Required task: Gather each line of the entries below that includes "this".

(Figure contents as structured data)
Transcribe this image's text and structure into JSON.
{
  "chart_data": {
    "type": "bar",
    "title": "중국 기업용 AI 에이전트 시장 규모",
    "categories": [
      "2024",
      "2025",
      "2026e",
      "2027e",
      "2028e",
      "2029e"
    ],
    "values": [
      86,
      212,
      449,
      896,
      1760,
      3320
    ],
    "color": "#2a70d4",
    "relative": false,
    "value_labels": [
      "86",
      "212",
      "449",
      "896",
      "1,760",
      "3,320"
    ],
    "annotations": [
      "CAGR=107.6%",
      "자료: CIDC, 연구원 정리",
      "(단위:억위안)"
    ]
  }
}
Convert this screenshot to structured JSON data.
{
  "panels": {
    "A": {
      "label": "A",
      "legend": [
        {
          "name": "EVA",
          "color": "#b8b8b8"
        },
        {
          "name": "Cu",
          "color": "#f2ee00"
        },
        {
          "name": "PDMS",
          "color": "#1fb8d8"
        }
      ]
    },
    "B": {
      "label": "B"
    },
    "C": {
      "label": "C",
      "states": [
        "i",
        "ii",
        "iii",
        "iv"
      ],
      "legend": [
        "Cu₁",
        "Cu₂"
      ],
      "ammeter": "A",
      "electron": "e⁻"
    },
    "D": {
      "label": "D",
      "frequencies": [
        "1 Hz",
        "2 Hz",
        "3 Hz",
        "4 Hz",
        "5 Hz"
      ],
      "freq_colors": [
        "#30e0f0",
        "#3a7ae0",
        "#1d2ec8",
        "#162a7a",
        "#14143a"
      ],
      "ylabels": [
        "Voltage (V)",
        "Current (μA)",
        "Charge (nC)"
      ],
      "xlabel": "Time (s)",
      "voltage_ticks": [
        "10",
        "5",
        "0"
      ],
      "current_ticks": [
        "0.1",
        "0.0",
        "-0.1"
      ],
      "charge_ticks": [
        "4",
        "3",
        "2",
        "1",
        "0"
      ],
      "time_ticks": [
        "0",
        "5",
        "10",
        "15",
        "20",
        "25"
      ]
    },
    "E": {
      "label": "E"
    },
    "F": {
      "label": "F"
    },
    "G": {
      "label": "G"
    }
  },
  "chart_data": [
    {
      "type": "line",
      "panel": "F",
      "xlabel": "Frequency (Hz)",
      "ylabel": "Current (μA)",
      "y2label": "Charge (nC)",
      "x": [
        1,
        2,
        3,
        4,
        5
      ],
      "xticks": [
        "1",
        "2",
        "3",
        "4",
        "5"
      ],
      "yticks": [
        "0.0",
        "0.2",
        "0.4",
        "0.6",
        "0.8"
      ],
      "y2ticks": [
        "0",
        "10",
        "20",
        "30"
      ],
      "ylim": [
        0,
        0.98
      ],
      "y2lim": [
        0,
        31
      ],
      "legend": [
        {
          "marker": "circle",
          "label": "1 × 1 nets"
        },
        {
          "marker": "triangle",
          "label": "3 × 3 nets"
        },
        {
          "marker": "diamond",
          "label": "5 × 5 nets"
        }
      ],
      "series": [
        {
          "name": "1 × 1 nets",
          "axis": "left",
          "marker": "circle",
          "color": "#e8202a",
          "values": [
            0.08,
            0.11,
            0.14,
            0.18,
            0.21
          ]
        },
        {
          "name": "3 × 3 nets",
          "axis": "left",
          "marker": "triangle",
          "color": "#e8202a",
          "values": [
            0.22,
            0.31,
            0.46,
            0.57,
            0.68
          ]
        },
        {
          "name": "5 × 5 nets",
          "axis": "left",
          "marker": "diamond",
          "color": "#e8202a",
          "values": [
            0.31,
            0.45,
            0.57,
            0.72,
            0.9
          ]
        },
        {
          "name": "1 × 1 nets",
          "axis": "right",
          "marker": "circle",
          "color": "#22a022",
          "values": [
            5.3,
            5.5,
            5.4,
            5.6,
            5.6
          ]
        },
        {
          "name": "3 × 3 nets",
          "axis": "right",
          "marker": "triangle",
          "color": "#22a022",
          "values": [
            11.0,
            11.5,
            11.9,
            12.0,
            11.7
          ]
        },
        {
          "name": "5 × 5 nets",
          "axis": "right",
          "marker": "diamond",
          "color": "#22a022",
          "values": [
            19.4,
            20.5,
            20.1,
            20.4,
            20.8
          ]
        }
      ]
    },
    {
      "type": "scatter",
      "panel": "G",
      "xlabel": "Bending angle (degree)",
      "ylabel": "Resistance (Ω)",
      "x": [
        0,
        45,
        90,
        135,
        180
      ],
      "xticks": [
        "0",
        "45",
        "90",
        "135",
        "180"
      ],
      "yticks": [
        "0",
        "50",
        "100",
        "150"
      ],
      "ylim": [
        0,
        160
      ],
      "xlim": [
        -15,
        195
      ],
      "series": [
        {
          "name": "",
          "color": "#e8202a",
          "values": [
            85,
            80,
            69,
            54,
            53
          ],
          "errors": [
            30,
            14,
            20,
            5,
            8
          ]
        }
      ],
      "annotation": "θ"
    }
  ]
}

Exercise response:
Transcribe this image's text and structure into JSON.
Convert this screenshot to structured JSON data.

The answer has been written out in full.